INSTRUCTIONS TO FOLLOW:
Locate the lines of the listing below that hold "COMMERCE", then copy each of them.

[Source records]
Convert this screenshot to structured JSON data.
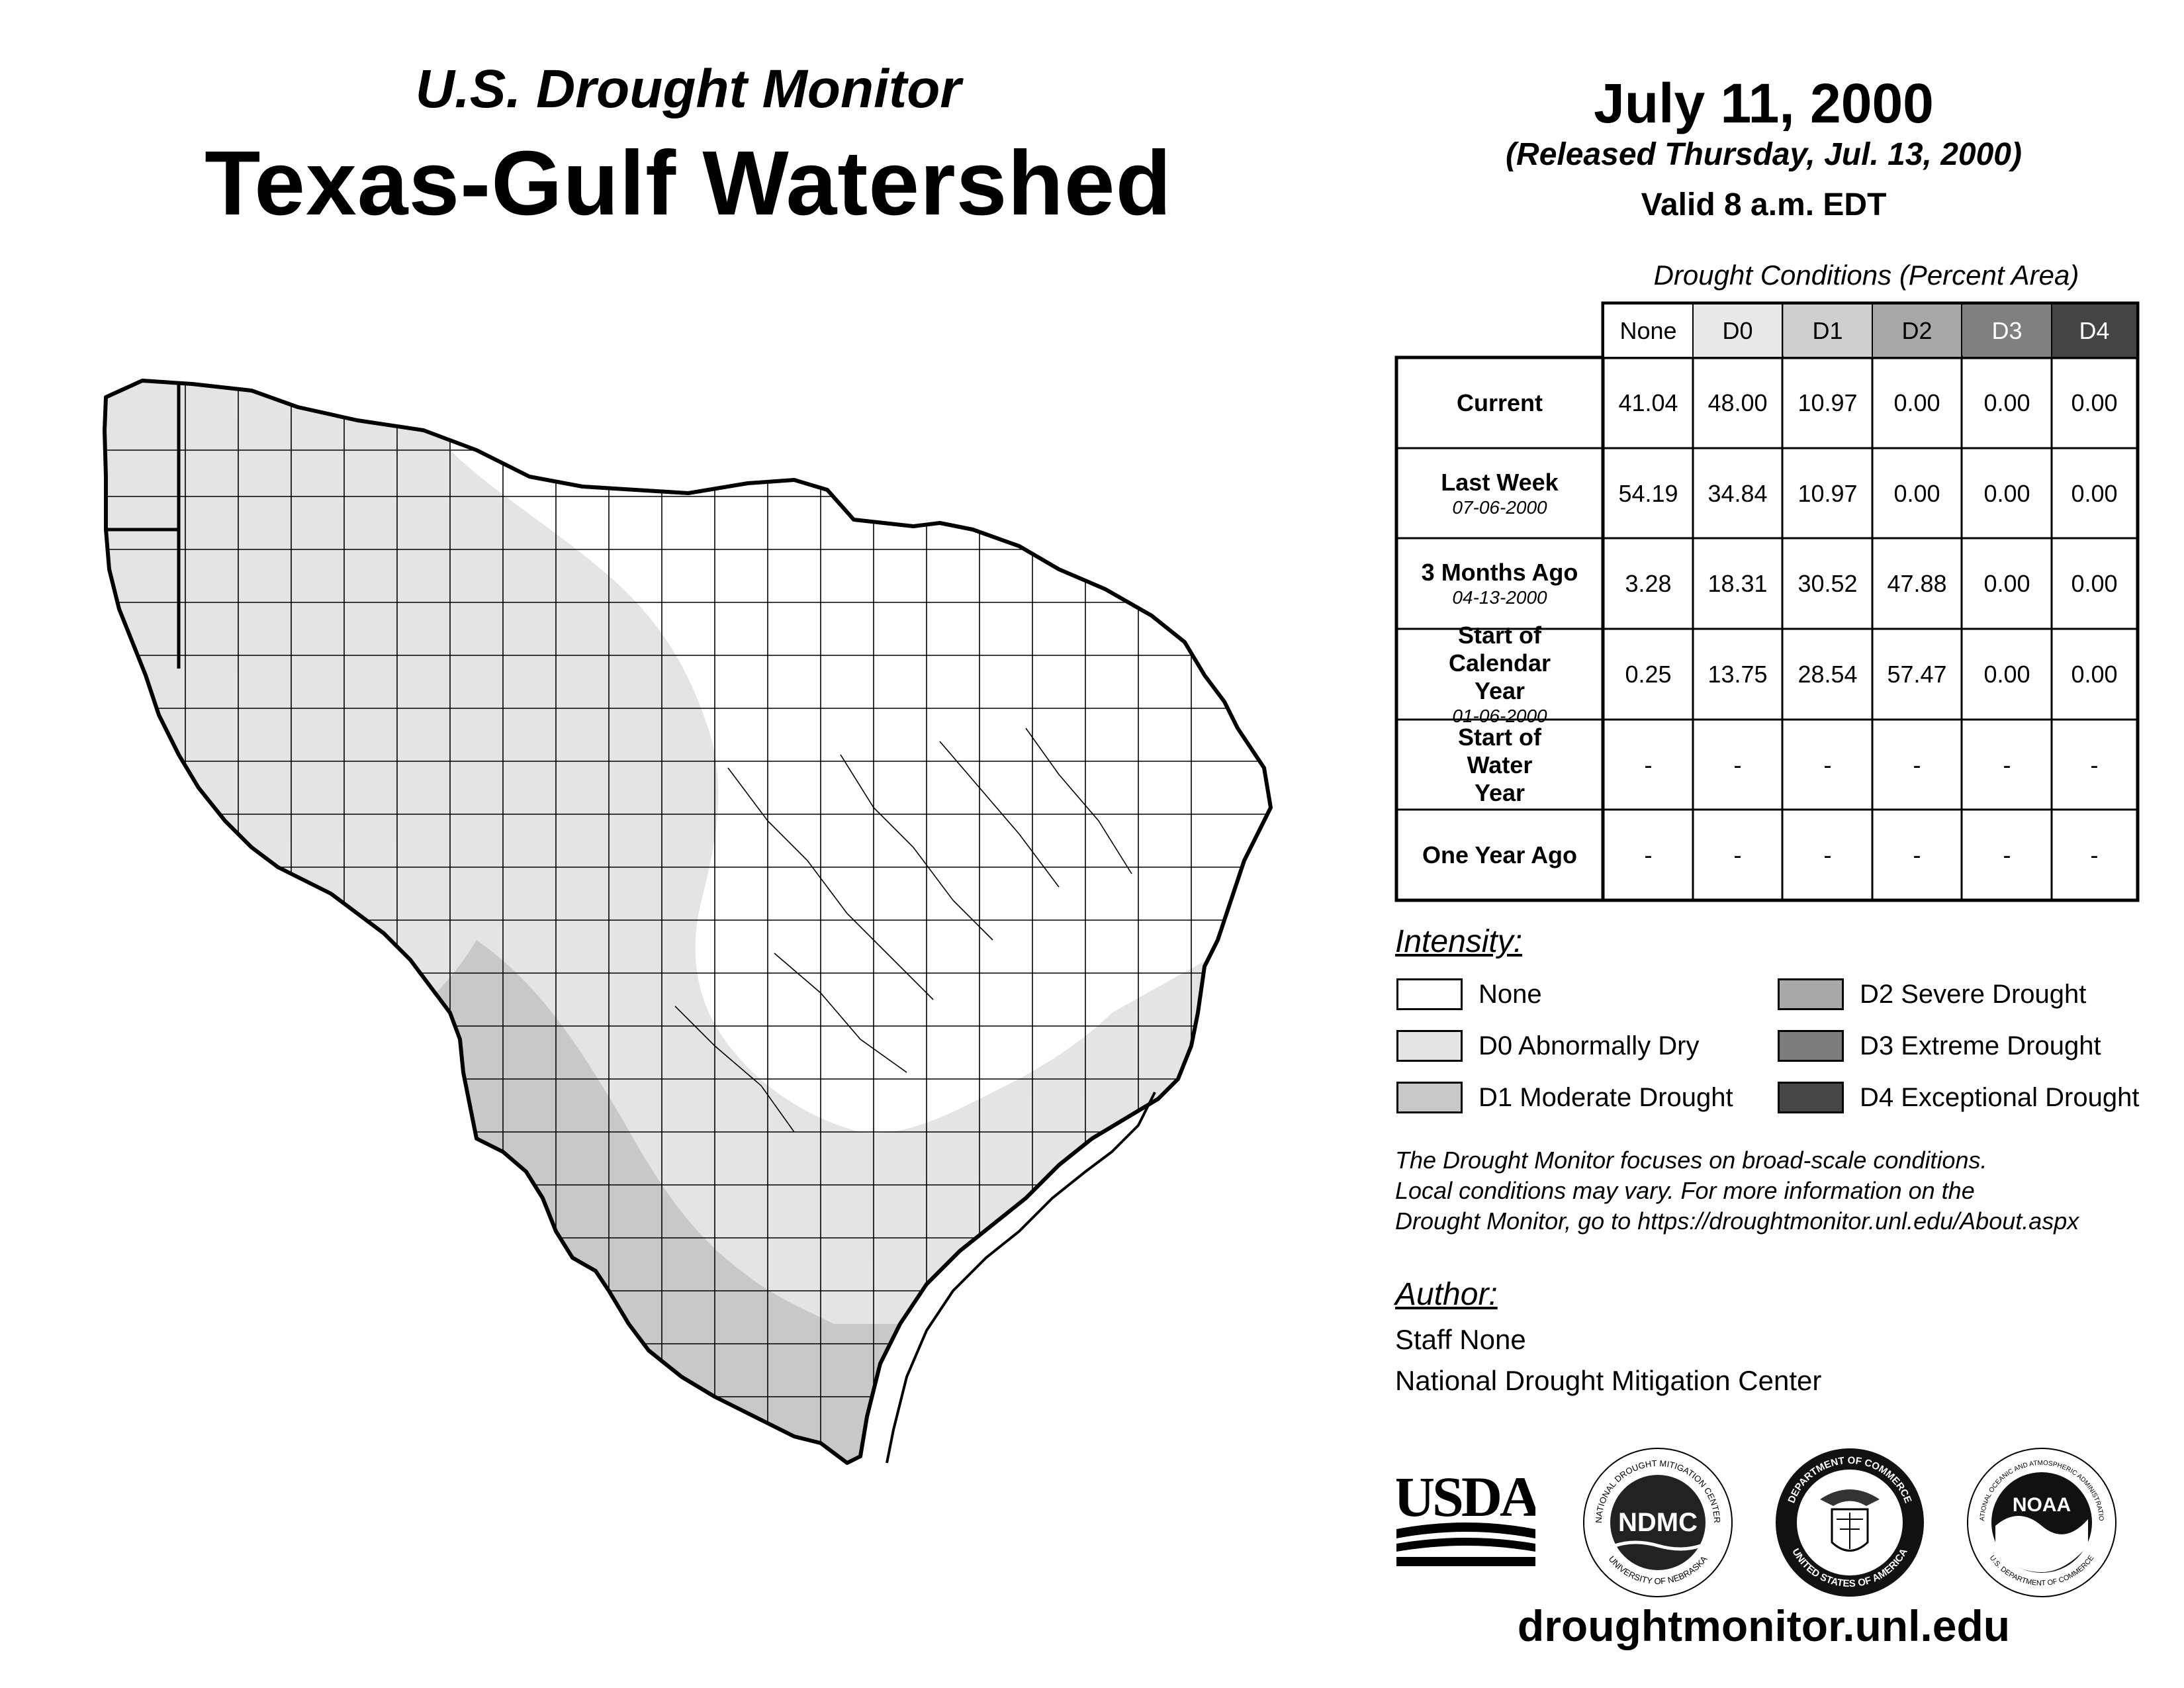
{
  "header": {
    "subtitle": "U.S. Drought Monitor",
    "title": "Texas-Gulf Watershed"
  },
  "date_block": {
    "date": "July 11, 2000",
    "released": "(Released Thursday, Jul. 13, 2000)",
    "valid": "Valid 8 a.m. EDT"
  },
  "table": {
    "caption": "Drought Conditions (Percent Area)",
    "columns": [
      "None",
      "D0",
      "D1",
      "D2",
      "D3",
      "D4"
    ],
    "column_colors": [
      "#ffffff",
      "#e8e8e8",
      "#cfcfcf",
      "#a8a8a8",
      "#808080",
      "#444444"
    ],
    "rows": [
      {
        "label": "Current",
        "sublabel": "",
        "values": [
          "41.04",
          "48.00",
          "10.97",
          "0.00",
          "0.00",
          "0.00"
        ]
      },
      {
        "label": "Last Week",
        "sublabel": "07-06-2000",
        "values": [
          "54.19",
          "34.84",
          "10.97",
          "0.00",
          "0.00",
          "0.00"
        ]
      },
      {
        "label": "3 Months Ago",
        "sublabel": "04-13-2000",
        "values": [
          "3.28",
          "18.31",
          "30.52",
          "47.88",
          "0.00",
          "0.00"
        ]
      },
      {
        "label": "Start of Calendar Year",
        "sublabel": "01-06-2000",
        "values": [
          "0.25",
          "13.75",
          "28.54",
          "57.47",
          "0.00",
          "0.00"
        ]
      },
      {
        "label": "Start of Water Year",
        "sublabel": "",
        "values": [
          "-",
          "-",
          "-",
          "-",
          "-",
          "-"
        ]
      },
      {
        "label": "One Year Ago",
        "sublabel": "",
        "values": [
          "-",
          "-",
          "-",
          "-",
          "-",
          "-"
        ]
      }
    ]
  },
  "legend": {
    "title": "Intensity:",
    "items": [
      {
        "label": "None",
        "color": "#ffffff"
      },
      {
        "label": "D0 Abnormally Dry",
        "color": "#e4e4e4"
      },
      {
        "label": "D1 Moderate Drought",
        "color": "#c8c8c8"
      },
      {
        "label": "D2 Severe Drought",
        "color": "#a8a8a8"
      },
      {
        "label": "D3 Extreme Drought",
        "color": "#7c7c7c"
      },
      {
        "label": "D4 Exceptional Drought",
        "color": "#464646"
      }
    ]
  },
  "disclaimer": [
    "The Drought Monitor focuses on broad-scale conditions.",
    "Local conditions may vary. For more information on the",
    "Drought Monitor, go to https://droughtmonitor.unl.edu/About.aspx"
  ],
  "author": {
    "title": "Author:",
    "name": "Staff None",
    "org": "National Drought Mitigation Center"
  },
  "logos": {
    "usda": "USDA",
    "ndmc": "NDMC",
    "ndmc_ring_top": "NATIONAL DROUGHT MITIGATION CENTER",
    "ndmc_ring_bottom": "UNIVERSITY OF NEBRASKA",
    "doc_ring_top": "DEPARTMENT OF COMMERCE",
    "doc_ring_bottom": "UNITED STATES OF AMERICA",
    "noaa": "NOAA",
    "noaa_ring_top": "NATIONAL OCEANIC AND ATMOSPHERIC ADMINISTRATION",
    "noaa_ring_bottom": "U.S. DEPARTMENT OF COMMERCE"
  },
  "website": "droughtmonitor.unl.edu"
}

SOLUTION TO THIS TASK:
    "doc_ring_top": "DEPARTMENT OF COMMERCE",
    "noaa_ring_bottom": "U.S. DEPARTMENT OF COMMERCE"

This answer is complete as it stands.